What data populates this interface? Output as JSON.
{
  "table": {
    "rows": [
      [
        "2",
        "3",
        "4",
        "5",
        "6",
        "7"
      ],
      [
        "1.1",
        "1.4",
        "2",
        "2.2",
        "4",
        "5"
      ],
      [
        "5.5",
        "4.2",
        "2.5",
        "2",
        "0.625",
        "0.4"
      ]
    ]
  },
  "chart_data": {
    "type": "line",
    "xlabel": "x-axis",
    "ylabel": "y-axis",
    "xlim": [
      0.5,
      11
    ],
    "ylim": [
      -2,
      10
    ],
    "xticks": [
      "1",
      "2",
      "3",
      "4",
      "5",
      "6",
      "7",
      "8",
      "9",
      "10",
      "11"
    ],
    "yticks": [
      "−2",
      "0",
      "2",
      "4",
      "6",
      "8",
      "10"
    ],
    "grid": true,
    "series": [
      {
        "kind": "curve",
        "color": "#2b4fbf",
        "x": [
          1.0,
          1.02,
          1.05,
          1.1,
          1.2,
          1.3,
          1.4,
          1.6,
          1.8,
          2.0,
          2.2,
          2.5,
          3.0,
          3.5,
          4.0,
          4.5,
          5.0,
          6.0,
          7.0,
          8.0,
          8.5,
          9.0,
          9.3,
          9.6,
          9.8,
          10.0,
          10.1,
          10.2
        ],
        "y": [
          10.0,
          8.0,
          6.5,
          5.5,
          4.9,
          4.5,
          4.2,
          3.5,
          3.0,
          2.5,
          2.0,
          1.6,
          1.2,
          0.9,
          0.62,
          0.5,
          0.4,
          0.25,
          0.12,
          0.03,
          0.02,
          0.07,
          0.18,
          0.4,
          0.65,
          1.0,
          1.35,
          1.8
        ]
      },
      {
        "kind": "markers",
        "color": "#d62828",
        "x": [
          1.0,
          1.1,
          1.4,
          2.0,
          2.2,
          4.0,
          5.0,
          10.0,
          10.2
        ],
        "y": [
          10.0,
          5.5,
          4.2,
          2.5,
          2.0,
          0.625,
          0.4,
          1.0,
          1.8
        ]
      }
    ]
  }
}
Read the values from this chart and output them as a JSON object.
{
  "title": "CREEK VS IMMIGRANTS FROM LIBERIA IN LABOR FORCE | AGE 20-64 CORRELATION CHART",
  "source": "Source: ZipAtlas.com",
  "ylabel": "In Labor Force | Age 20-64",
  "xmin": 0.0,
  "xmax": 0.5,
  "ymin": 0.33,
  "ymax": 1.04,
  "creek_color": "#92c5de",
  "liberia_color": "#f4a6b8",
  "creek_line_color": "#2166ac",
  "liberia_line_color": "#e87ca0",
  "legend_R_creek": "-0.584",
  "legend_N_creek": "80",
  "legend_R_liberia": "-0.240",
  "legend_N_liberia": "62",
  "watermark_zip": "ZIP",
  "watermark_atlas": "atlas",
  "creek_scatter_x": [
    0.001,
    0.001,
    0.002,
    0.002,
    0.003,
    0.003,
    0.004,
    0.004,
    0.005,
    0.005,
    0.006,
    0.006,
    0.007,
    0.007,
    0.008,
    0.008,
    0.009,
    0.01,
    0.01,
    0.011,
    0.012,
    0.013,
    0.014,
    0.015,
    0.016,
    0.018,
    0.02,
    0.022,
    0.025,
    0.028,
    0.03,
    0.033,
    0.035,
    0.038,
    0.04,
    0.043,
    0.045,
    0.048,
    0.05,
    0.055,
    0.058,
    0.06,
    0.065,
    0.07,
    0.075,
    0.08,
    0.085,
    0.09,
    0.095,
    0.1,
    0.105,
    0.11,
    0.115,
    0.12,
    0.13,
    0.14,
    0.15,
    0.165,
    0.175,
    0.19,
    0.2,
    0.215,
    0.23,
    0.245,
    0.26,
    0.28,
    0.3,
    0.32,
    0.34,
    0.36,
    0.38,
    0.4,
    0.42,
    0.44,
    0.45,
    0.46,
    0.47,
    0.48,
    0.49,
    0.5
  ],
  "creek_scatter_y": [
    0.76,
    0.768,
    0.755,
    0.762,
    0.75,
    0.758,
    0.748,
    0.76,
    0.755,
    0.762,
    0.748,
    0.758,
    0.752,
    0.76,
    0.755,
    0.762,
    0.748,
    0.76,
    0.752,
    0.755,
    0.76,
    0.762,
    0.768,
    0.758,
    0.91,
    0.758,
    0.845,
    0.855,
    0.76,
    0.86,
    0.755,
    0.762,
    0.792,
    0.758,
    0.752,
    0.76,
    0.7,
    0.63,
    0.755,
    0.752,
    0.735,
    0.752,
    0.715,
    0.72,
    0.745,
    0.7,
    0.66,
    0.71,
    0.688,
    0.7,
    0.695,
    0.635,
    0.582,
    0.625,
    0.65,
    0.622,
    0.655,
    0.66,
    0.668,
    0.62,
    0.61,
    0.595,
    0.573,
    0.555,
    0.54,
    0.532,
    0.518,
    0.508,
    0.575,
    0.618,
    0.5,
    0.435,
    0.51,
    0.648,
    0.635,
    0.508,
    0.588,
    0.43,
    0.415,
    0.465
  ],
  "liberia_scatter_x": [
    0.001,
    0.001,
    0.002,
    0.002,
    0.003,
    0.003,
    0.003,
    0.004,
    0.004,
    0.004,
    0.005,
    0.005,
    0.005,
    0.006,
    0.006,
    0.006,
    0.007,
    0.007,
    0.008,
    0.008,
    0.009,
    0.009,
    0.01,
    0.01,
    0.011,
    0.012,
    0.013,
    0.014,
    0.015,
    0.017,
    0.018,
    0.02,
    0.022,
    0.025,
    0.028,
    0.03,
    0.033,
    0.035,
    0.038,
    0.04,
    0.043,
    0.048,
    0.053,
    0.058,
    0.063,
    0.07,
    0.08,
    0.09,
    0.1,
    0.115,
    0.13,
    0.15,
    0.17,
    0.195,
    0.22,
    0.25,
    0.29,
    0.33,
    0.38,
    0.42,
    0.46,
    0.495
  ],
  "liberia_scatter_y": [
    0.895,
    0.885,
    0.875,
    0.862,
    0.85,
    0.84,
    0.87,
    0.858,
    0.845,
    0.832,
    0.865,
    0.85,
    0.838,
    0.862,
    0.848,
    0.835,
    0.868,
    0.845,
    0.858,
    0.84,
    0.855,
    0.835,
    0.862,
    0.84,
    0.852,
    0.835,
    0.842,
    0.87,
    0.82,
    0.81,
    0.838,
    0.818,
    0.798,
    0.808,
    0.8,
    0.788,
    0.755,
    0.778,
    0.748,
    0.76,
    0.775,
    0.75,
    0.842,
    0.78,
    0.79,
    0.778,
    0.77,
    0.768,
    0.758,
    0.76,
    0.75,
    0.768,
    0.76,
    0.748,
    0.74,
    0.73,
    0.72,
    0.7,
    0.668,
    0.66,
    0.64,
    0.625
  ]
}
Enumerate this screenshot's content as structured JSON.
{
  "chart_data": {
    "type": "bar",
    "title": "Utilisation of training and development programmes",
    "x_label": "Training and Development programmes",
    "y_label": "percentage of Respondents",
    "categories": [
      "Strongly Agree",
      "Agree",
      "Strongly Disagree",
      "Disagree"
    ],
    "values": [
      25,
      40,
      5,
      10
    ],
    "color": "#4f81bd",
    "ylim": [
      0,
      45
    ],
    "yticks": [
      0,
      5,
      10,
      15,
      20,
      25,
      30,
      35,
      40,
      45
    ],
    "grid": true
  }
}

TASK DETAILS: Copy each record from above without leaving any out.

WRITTEN RESPONSE:
What data populates this interface? Output as JSON.
{
  "table": {
    "rows": [
      [
        "2",
        "3",
        "4",
        "5",
        "6",
        "7"
      ],
      [
        "1.1",
        "1.4",
        "2",
        "2.2",
        "4",
        "5"
      ],
      [
        "5.5",
        "4.2",
        "2.5",
        "2",
        "0.625",
        "0.4"
      ]
    ]
  },
  "chart_data": {
    "type": "line",
    "xlabel": "x-axis",
    "ylabel": "y-axis",
    "xlim": [
      0.5,
      11
    ],
    "ylim": [
      -2,
      10
    ],
    "xticks": [
      "1",
      "2",
      "3",
      "4",
      "5",
      "6",
      "7",
      "8",
      "9",
      "10",
      "11"
    ],
    "yticks": [
      "−2",
      "0",
      "2",
      "4",
      "6",
      "8",
      "10"
    ],
    "grid": true,
    "series": [
      {
        "kind": "curve",
        "color": "#2b4fbf",
        "x": [
          1.0,
          1.02,
          1.05,
          1.1,
          1.2,
          1.3,
          1.4,
          1.6,
          1.8,
          2.0,
          2.2,
          2.5,
          3.0,
          3.5,
          4.0,
          4.5,
          5.0,
          6.0,
          7.0,
          8.0,
          8.5,
          9.0,
          9.3,
          9.6,
          9.8,
          10.0,
          10.1,
          10.2
        ],
        "y": [
          10.0,
          8.0,
          6.5,
          5.5,
          4.9,
          4.5,
          4.2,
          3.5,
          3.0,
          2.5,
          2.0,
          1.6,
          1.2,
          0.9,
          0.62,
          0.5,
          0.4,
          0.25,
          0.12,
          0.03,
          0.02,
          0.07,
          0.18,
          0.4,
          0.65,
          1.0,
          1.35,
          1.8
        ]
      },
      {
        "kind": "markers",
        "color": "#d62828",
        "x": [
          1.0,
          1.1,
          1.4,
          2.0,
          2.2,
          4.0,
          5.0,
          10.0,
          10.2
        ],
        "y": [
          10.0,
          5.5,
          4.2,
          2.5,
          2.0,
          0.625,
          0.4,
          1.0,
          1.8
        ]
      }
    ]
  }
}
Read the values from this chart and output them as a JSON object.
{
  "title": "CREEK VS IMMIGRANTS FROM LIBERIA IN LABOR FORCE | AGE 20-64 CORRELATION CHART",
  "source": "Source: ZipAtlas.com",
  "ylabel": "In Labor Force | Age 20-64",
  "xmin": 0.0,
  "xmax": 0.5,
  "ymin": 0.33,
  "ymax": 1.04,
  "creek_color": "#92c5de",
  "liberia_color": "#f4a6b8",
  "creek_line_color": "#2166ac",
  "liberia_line_color": "#e87ca0",
  "legend_R_creek": "-0.584",
  "legend_N_creek": "80",
  "legend_R_liberia": "-0.240",
  "legend_N_liberia": "62",
  "watermark_zip": "ZIP",
  "watermark_atlas": "atlas",
  "creek_scatter_x": [
    0.001,
    0.001,
    0.002,
    0.002,
    0.003,
    0.003,
    0.004,
    0.004,
    0.005,
    0.005,
    0.006,
    0.006,
    0.007,
    0.007,
    0.008,
    0.008,
    0.009,
    0.01,
    0.01,
    0.011,
    0.012,
    0.013,
    0.014,
    0.015,
    0.016,
    0.018,
    0.02,
    0.022,
    0.025,
    0.028,
    0.03,
    0.033,
    0.035,
    0.038,
    0.04,
    0.043,
    0.045,
    0.048,
    0.05,
    0.055,
    0.058,
    0.06,
    0.065,
    0.07,
    0.075,
    0.08,
    0.085,
    0.09,
    0.095,
    0.1,
    0.105,
    0.11,
    0.115,
    0.12,
    0.13,
    0.14,
    0.15,
    0.165,
    0.175,
    0.19,
    0.2,
    0.215,
    0.23,
    0.245,
    0.26,
    0.28,
    0.3,
    0.32,
    0.34,
    0.36,
    0.38,
    0.4,
    0.42,
    0.44,
    0.45,
    0.46,
    0.47,
    0.48,
    0.49,
    0.5
  ],
  "creek_scatter_y": [
    0.76,
    0.768,
    0.755,
    0.762,
    0.75,
    0.758,
    0.748,
    0.76,
    0.755,
    0.762,
    0.748,
    0.758,
    0.752,
    0.76,
    0.755,
    0.762,
    0.748,
    0.76,
    0.752,
    0.755,
    0.76,
    0.762,
    0.768,
    0.758,
    0.91,
    0.758,
    0.845,
    0.855,
    0.76,
    0.86,
    0.755,
    0.762,
    0.792,
    0.758,
    0.752,
    0.76,
    0.7,
    0.63,
    0.755,
    0.752,
    0.735,
    0.752,
    0.715,
    0.72,
    0.745,
    0.7,
    0.66,
    0.71,
    0.688,
    0.7,
    0.695,
    0.635,
    0.582,
    0.625,
    0.65,
    0.622,
    0.655,
    0.66,
    0.668,
    0.62,
    0.61,
    0.595,
    0.573,
    0.555,
    0.54,
    0.532,
    0.518,
    0.508,
    0.575,
    0.618,
    0.5,
    0.435,
    0.51,
    0.648,
    0.635,
    0.508,
    0.588,
    0.43,
    0.415,
    0.465
  ],
  "liberia_scatter_x": [
    0.001,
    0.001,
    0.002,
    0.002,
    0.003,
    0.003,
    0.003,
    0.004,
    0.004,
    0.004,
    0.005,
    0.005,
    0.005,
    0.006,
    0.006,
    0.006,
    0.007,
    0.007,
    0.008,
    0.008,
    0.009,
    0.009,
    0.01,
    0.01,
    0.011,
    0.012,
    0.013,
    0.014,
    0.015,
    0.017,
    0.018,
    0.02,
    0.022,
    0.025,
    0.028,
    0.03,
    0.033,
    0.035,
    0.038,
    0.04,
    0.043,
    0.048,
    0.053,
    0.058,
    0.063,
    0.07,
    0.08,
    0.09,
    0.1,
    0.115,
    0.13,
    0.15,
    0.17,
    0.195,
    0.22,
    0.25,
    0.29,
    0.33,
    0.38,
    0.42,
    0.46,
    0.495
  ],
  "liberia_scatter_y": [
    0.895,
    0.885,
    0.875,
    0.862,
    0.85,
    0.84,
    0.87,
    0.858,
    0.845,
    0.832,
    0.865,
    0.85,
    0.838,
    0.862,
    0.848,
    0.835,
    0.868,
    0.845,
    0.858,
    0.84,
    0.855,
    0.835,
    0.862,
    0.84,
    0.852,
    0.835,
    0.842,
    0.87,
    0.82,
    0.81,
    0.838,
    0.818,
    0.798,
    0.808,
    0.8,
    0.788,
    0.755,
    0.778,
    0.748,
    0.76,
    0.775,
    0.75,
    0.842,
    0.78,
    0.79,
    0.778,
    0.77,
    0.768,
    0.758,
    0.76,
    0.75,
    0.768,
    0.76,
    0.748,
    0.74,
    0.73,
    0.72,
    0.7,
    0.668,
    0.66,
    0.64,
    0.625
  ]
}
Enumerate this screenshot's content as structured JSON.
{
  "chart_data": {
    "type": "bar",
    "title": "Utilisation of training and development programmes",
    "x_label": "Training and Development programmes",
    "y_label": "percentage of Respondents",
    "categories": [
      "Strongly Agree",
      "Agree",
      "Strongly Disagree",
      "Disagree"
    ],
    "values": [
      25,
      40,
      5,
      10
    ],
    "color": "#4f81bd",
    "ylim": [
      0,
      45
    ],
    "yticks": [
      0,
      5,
      10,
      15,
      20,
      25,
      30,
      35,
      40,
      45
    ],
    "grid": true
  }
}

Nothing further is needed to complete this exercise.